**Supplied material**
— Start —

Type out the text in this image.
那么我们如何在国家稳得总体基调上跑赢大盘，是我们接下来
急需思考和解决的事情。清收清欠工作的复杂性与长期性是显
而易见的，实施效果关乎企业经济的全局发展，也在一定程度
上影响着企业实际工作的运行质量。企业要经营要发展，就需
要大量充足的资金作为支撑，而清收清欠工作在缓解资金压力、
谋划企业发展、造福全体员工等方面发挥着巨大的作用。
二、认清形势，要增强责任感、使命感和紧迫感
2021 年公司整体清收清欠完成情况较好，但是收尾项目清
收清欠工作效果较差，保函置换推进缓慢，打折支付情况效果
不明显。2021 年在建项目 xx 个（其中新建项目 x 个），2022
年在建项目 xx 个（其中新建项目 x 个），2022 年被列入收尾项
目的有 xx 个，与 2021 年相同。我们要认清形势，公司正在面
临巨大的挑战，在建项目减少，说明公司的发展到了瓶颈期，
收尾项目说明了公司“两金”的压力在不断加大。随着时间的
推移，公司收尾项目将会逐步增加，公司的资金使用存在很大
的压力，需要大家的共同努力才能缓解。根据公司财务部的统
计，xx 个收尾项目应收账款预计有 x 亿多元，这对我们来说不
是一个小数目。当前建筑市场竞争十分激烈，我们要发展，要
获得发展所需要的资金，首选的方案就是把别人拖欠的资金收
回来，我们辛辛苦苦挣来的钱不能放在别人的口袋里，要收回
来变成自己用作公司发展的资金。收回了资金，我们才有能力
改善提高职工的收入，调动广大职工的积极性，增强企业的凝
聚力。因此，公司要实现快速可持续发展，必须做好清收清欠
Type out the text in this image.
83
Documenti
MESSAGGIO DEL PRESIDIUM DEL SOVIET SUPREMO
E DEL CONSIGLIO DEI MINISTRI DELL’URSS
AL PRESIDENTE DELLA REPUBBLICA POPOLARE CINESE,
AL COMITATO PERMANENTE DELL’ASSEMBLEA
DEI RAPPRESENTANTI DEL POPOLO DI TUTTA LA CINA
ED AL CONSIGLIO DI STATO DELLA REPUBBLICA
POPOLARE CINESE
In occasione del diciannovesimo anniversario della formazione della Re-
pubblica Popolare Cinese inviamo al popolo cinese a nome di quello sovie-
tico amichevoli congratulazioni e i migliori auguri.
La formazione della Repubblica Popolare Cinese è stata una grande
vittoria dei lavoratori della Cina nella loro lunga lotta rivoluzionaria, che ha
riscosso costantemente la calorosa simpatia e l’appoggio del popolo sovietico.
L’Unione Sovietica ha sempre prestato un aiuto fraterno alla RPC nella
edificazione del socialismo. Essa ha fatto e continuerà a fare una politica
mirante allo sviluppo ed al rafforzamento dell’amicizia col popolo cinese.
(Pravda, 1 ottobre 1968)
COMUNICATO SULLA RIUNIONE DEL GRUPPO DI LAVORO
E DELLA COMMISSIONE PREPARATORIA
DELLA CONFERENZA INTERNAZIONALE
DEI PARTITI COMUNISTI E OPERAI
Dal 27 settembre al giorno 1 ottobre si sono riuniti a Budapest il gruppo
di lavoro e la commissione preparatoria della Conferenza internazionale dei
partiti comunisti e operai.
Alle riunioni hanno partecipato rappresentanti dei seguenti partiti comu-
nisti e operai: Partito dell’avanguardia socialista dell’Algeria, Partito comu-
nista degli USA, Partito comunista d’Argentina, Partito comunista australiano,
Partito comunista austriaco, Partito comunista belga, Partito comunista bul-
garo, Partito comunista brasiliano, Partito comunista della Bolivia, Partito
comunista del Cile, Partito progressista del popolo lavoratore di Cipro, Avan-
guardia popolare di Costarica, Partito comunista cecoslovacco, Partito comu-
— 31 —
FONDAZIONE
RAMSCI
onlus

— End —

**What needs to be done**
Print the records above in full, exactly.

**Response to this task**
Type out the text in this image.
那么我们如何在国家稳得总体基调上跑赢大盘，是我们接下来
急需思考和解决的事情。清收清欠工作的复杂性与长期性是显
而易见的，实施效果关乎企业经济的全局发展，也在一定程度
上影响着企业实际工作的运行质量。企业要经营要发展，就需
要大量充足的资金作为支撑，而清收清欠工作在缓解资金压力、
谋划企业发展、造福全体员工等方面发挥着巨大的作用。
二、认清形势，要增强责任感、使命感和紧迫感
2021 年公司整体清收清欠完成情况较好，但是收尾项目清
收清欠工作效果较差，保函置换推进缓慢，打折支付情况效果
不明显。2021 年在建项目 xx 个（其中新建项目 x 个），2022
年在建项目 xx 个（其中新建项目 x 个），2022 年被列入收尾项
目的有 xx 个，与 2021 年相同。我们要认清形势，公司正在面
临巨大的挑战，在建项目减少，说明公司的发展到了瓶颈期，
收尾项目说明了公司“两金”的压力在不断加大。随着时间的
推移，公司收尾项目将会逐步增加，公司的资金使用存在很大
的压力，需要大家的共同努力才能缓解。根据公司财务部的统
计，xx 个收尾项目应收账款预计有 x 亿多元，这对我们来说不
是一个小数目。当前建筑市场竞争十分激烈，我们要发展，要
获得发展所需要的资金，首选的方案就是把别人拖欠的资金收
回来，我们辛辛苦苦挣来的钱不能放在别人的口袋里，要收回
来变成自己用作公司发展的资金。收回了资金，我们才有能力
改善提高职工的收入，调动广大职工的积极性，增强企业的凝
聚力。因此，公司要实现快速可持续发展，必须做好清收清欠
Type out the text in this image.
83
Documenti
MESSAGGIO DEL PRESIDIUM DEL SOVIET SUPREMO
E DEL CONSIGLIO DEI MINISTRI DELL’URSS
AL PRESIDENTE DELLA REPUBBLICA POPOLARE CINESE,
AL COMITATO PERMANENTE DELL’ASSEMBLEA
DEI RAPPRESENTANTI DEL POPOLO DI TUTTA LA CINA
ED AL CONSIGLIO DI STATO DELLA REPUBBLICA
POPOLARE CINESE
In occasione del diciannovesimo anniversario della formazione della Re-
pubblica Popolare Cinese inviamo al popolo cinese a nome di quello sovie-
tico amichevoli congratulazioni e i migliori auguri.
La formazione della Repubblica Popolare Cinese è stata una grande
vittoria dei lavoratori della Cina nella loro lunga lotta rivoluzionaria, che ha
riscosso costantemente la calorosa simpatia e l’appoggio del popolo sovietico.
L’Unione Sovietica ha sempre prestato un aiuto fraterno alla RPC nella
edificazione del socialismo. Essa ha fatto e continuerà a fare una politica
mirante allo sviluppo ed al rafforzamento dell’amicizia col popolo cinese.
(Pravda, 1 ottobre 1968)
COMUNICATO SULLA RIUNIONE DEL GRUPPO DI LAVORO
E DELLA COMMISSIONE PREPARATORIA
DELLA CONFERENZA INTERNAZIONALE
DEI PARTITI COMUNISTI E OPERAI
Dal 27 settembre al giorno 1 ottobre si sono riuniti a Budapest il gruppo
di lavoro e la commissione preparatoria della Conferenza internazionale dei
partiti comunisti e operai.
Alle riunioni hanno partecipato rappresentanti dei seguenti partiti comu-
nisti e operai: Partito dell’avanguardia socialista dell’Algeria, Partito comu-
nista degli USA, Partito comunista d’Argentina, Partito comunista australiano,
Partito comunista austriaco, Partito comunista belga, Partito comunista bul-
garo, Partito comunista brasiliano, Partito comunista della Bolivia, Partito
comunista del Cile, Partito progressista del popolo lavoratore di Cipro, Avan-
guardia popolare di Costarica, Partito comunista cecoslovacco, Partito comu-
— 31 —
FONDAZIONE
RAMSCI
onlus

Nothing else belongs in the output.